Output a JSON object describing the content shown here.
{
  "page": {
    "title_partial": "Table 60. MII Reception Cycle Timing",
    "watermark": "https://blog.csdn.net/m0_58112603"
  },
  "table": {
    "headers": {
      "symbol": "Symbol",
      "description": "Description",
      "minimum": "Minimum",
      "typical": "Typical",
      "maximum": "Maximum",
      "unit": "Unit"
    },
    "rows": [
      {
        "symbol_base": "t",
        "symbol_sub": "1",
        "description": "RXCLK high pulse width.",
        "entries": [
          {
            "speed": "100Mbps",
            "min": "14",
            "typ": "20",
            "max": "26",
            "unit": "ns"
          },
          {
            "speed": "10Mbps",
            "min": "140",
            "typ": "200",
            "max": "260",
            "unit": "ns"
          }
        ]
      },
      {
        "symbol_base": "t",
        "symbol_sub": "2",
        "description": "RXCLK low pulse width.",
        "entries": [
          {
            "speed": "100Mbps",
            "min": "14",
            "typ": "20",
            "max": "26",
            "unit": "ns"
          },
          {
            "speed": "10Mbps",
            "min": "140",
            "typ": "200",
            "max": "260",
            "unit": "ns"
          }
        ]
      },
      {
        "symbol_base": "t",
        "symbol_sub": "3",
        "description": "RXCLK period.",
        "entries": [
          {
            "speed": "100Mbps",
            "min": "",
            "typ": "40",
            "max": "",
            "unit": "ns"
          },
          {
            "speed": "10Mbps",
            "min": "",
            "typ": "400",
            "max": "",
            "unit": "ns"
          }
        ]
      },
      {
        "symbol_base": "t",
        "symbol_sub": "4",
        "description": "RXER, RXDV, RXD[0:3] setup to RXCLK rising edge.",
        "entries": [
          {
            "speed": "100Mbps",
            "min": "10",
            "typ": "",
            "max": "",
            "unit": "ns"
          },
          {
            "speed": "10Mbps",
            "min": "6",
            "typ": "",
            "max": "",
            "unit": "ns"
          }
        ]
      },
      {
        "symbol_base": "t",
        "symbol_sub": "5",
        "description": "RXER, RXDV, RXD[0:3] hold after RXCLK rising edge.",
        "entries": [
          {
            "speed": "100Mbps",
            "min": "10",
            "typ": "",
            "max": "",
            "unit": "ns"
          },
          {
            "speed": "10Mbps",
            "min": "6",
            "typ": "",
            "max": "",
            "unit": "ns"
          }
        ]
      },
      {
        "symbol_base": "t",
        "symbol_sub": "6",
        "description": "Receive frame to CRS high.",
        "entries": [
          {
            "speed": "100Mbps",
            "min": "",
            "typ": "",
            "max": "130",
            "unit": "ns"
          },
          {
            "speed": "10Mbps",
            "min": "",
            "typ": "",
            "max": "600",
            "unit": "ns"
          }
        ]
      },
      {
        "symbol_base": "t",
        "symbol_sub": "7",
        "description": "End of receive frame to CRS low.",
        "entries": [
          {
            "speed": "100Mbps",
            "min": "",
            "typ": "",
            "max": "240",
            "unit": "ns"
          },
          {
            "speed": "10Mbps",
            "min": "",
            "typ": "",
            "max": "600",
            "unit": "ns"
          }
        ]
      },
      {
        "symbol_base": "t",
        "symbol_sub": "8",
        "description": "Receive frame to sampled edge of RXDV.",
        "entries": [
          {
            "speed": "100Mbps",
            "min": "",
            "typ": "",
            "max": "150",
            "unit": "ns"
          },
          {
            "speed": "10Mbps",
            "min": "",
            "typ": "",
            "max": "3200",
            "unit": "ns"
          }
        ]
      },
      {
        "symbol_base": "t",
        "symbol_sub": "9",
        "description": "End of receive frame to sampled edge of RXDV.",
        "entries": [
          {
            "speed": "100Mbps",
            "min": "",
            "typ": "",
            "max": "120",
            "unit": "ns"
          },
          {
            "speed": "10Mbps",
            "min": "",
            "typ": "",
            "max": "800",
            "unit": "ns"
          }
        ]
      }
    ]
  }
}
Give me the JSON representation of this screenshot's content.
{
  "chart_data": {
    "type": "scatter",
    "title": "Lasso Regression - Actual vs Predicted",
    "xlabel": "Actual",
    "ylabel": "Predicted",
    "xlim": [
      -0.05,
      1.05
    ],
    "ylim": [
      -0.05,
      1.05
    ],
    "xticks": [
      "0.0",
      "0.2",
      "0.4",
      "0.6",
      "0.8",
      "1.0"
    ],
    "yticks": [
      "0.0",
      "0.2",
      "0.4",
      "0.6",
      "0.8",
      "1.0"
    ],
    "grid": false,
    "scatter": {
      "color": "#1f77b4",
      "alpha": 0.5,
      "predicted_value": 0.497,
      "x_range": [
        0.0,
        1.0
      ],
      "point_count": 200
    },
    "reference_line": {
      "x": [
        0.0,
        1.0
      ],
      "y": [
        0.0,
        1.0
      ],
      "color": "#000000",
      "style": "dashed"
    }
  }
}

════════════════

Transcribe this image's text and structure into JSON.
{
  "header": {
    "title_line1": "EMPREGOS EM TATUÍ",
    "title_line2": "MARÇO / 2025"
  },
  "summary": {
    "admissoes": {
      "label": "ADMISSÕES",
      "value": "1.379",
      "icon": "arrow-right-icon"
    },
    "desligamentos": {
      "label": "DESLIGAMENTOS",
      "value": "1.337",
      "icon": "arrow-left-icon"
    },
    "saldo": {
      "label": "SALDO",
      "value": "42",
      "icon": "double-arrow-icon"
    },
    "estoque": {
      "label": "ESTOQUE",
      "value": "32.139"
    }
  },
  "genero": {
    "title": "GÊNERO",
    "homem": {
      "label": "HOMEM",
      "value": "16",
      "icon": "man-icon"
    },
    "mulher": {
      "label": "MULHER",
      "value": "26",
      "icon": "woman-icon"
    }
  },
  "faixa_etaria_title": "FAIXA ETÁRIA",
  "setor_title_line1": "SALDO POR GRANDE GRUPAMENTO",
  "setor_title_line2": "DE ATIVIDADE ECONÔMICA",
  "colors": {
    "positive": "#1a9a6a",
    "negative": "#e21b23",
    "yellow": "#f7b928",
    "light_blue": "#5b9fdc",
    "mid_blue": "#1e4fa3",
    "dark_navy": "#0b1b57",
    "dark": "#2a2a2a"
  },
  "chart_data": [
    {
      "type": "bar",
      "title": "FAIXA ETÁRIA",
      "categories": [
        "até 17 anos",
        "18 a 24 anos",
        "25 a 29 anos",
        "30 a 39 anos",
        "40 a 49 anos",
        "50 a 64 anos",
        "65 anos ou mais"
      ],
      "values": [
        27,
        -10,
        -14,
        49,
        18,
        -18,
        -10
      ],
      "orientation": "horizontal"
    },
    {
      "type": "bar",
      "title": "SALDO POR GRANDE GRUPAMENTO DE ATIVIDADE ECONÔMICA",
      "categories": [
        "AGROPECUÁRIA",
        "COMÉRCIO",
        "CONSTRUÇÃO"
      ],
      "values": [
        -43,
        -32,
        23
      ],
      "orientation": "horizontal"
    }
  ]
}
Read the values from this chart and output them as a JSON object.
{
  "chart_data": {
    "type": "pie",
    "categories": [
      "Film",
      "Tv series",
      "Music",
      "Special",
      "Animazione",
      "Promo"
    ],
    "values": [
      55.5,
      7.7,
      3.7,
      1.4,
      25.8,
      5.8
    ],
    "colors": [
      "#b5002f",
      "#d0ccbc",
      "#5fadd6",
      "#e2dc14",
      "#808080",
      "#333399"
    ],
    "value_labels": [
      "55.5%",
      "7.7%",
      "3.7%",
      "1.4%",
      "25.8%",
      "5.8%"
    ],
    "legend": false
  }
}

════════════════

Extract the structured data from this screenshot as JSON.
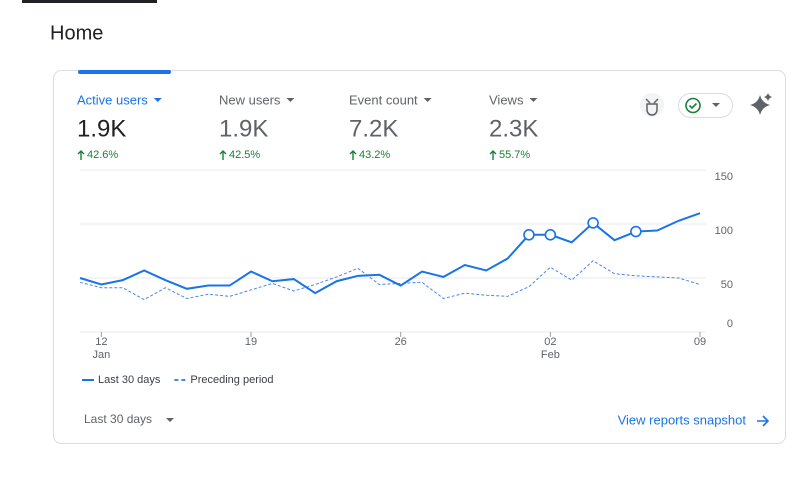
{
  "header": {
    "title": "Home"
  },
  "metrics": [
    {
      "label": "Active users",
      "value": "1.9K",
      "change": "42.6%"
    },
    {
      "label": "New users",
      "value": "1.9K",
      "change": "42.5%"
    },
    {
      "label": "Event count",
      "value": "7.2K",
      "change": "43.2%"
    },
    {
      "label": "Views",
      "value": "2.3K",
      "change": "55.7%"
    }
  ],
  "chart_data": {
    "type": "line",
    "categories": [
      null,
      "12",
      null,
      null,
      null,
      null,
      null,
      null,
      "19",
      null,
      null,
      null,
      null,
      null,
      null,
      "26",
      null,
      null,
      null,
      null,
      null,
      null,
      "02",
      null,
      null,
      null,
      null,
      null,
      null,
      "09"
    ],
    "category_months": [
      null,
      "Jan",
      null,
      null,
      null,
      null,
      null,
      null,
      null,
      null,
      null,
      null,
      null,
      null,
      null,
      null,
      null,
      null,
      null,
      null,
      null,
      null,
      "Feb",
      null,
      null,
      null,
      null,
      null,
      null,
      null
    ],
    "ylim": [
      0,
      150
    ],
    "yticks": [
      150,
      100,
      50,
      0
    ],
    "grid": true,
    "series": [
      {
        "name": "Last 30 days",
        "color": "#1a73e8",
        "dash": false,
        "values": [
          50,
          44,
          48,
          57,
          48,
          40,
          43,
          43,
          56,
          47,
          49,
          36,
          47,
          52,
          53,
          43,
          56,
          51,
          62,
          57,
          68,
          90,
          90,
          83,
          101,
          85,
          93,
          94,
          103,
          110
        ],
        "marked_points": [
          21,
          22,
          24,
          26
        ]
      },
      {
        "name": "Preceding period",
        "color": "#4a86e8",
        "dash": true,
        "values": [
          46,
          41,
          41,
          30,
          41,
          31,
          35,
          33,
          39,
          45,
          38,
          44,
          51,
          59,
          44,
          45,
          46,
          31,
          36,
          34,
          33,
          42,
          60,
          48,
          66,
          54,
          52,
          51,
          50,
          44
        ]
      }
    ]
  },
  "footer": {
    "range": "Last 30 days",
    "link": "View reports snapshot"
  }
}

════════════════

◆ Set task
From the records above, pick out and copy each line holding the word "high".

◆ Solution to this exercise
        "description": "RXCLK high pulse width.",
        "description": "Receive frame to CRS high.",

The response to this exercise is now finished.